Records from a data source:
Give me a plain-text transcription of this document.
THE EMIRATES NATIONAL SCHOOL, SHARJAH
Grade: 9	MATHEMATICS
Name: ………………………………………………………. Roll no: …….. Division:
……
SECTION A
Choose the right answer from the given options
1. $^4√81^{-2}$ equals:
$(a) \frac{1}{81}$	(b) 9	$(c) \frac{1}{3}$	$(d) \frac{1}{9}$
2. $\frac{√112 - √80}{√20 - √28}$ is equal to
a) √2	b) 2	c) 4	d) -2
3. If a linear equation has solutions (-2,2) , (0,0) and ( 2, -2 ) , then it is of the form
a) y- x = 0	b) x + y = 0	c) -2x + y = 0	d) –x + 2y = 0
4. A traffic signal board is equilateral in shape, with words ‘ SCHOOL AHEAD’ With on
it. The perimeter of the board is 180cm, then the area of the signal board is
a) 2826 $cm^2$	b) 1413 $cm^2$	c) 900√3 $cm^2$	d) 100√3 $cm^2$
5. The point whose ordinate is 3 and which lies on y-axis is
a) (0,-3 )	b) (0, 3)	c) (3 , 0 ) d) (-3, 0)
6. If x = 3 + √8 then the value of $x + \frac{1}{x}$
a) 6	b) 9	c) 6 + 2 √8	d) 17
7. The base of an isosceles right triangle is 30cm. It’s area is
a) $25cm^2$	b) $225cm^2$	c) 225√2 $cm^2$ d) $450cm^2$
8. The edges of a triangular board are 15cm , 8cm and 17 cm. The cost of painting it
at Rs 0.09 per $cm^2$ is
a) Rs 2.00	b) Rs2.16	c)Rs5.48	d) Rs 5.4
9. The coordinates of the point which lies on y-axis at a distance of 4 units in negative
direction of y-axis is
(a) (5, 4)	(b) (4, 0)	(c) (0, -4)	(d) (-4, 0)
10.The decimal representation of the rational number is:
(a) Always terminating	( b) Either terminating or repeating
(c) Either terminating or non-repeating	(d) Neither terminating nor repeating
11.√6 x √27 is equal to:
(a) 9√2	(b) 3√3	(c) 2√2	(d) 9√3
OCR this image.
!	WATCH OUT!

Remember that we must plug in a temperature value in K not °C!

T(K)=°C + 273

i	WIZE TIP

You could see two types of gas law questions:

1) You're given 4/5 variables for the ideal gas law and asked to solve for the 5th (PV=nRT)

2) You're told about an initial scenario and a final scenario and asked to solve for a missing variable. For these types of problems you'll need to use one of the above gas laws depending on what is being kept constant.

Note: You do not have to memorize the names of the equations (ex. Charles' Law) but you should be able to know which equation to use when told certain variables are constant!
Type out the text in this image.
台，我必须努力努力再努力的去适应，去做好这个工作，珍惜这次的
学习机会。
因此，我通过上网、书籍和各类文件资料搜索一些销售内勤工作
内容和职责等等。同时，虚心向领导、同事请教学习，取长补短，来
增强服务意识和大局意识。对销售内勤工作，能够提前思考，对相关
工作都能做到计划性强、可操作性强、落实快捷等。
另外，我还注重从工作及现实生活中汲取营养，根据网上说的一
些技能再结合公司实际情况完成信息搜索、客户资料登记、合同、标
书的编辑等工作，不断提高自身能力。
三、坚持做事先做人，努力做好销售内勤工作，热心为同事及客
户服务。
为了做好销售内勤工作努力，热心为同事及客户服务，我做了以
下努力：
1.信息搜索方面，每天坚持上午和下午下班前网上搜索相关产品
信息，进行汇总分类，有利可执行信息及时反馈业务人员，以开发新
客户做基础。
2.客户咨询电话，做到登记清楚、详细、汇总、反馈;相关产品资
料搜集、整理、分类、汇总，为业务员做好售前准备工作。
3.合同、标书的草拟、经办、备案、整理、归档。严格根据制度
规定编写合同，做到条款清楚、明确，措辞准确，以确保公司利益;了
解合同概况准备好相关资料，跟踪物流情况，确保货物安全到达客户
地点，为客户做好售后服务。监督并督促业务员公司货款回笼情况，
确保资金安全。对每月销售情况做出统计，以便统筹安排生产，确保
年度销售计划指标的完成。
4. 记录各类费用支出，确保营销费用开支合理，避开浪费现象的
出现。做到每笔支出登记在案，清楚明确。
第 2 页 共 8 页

#### [EXERCISE]
Transcribe only the trailing portion of the entries above: the line that contains "Type out the text in this image." and each line after it.

#### [TASK RESPONSE]
Type out the text in this image.
台，我必须努力努力再努力的去适应，去做好这个工作，珍惜这次的
学习机会。
因此，我通过上网、书籍和各类文件资料搜索一些销售内勤工作
内容和职责等等。同时，虚心向领导、同事请教学习，取长补短，来
增强服务意识和大局意识。对销售内勤工作，能够提前思考，对相关
工作都能做到计划性强、可操作性强、落实快捷等。
另外，我还注重从工作及现实生活中汲取营养，根据网上说的一
些技能再结合公司实际情况完成信息搜索、客户资料登记、合同、标
书的编辑等工作，不断提高自身能力。
三、坚持做事先做人，努力做好销售内勤工作，热心为同事及客
户服务。
为了做好销售内勤工作努力，热心为同事及客户服务，我做了以
下努力：
1.信息搜索方面，每天坚持上午和下午下班前网上搜索相关产品
信息，进行汇总分类，有利可执行信息及时反馈业务人员，以开发新
客户做基础。
2.客户咨询电话，做到登记清楚、详细、汇总、反馈;相关产品资
料搜集、整理、分类、汇总，为业务员做好售前准备工作。
3.合同、标书的草拟、经办、备案、整理、归档。严格根据制度
规定编写合同，做到条款清楚、明确，措辞准确，以确保公司利益;了
解合同概况准备好相关资料，跟踪物流情况，确保货物安全到达客户
地点，为客户做好售后服务。监督并督促业务员公司货款回笼情况，
确保资金安全。对每月销售情况做出统计，以便统筹安排生产，确保
年度销售计划指标的完成。
4. 记录各类费用支出，确保营销费用开支合理，避开浪费现象的
出现。做到每笔支出登记在案，清楚明确。
第 2 页 共 8 页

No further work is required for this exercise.